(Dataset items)
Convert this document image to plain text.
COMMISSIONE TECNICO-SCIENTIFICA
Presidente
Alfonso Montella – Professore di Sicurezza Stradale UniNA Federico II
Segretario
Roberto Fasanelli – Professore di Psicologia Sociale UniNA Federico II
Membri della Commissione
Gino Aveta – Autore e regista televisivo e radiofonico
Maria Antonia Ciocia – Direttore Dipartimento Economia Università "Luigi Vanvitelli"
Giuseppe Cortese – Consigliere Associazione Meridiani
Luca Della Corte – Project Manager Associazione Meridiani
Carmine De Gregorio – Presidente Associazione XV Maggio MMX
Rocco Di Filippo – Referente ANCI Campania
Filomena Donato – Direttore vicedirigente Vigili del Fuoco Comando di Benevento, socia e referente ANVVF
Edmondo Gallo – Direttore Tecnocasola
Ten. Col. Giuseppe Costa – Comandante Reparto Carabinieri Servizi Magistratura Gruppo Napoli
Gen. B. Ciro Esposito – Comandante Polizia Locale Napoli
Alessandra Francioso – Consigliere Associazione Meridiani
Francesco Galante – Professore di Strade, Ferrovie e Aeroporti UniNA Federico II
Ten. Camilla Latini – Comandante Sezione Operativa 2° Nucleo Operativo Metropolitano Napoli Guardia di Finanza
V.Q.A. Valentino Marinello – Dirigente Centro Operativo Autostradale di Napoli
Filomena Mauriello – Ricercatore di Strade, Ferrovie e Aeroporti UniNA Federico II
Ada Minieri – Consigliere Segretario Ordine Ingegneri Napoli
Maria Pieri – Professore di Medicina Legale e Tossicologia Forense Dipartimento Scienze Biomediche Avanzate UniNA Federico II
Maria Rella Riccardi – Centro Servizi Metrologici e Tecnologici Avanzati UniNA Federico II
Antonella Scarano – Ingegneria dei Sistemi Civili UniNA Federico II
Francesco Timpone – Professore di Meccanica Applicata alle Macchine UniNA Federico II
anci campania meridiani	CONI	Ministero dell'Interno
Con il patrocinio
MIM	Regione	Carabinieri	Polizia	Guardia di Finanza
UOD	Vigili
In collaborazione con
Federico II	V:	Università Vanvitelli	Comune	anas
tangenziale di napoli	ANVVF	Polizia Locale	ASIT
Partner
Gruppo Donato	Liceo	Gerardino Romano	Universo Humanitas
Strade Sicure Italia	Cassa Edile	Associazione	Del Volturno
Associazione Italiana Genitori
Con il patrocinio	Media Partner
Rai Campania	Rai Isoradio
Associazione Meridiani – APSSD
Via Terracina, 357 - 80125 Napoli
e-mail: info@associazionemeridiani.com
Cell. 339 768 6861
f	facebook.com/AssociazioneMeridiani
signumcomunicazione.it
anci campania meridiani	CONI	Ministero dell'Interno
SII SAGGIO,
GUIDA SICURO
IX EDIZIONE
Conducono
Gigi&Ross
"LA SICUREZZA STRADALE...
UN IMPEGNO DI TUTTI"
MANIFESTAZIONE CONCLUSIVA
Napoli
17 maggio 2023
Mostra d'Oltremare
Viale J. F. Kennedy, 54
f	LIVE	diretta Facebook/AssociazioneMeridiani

WORK TO COMPLETE —
Copy all lines above containing the string "Gruppo".

WRITTEN ANSWER —
Ten. Col. Giuseppe Costa – Comandante Reparto Carabinieri Servizi Magistratura Gruppo Napoli
Gruppo Donato	Liceo	Gerardino Romano	Universo Humanitas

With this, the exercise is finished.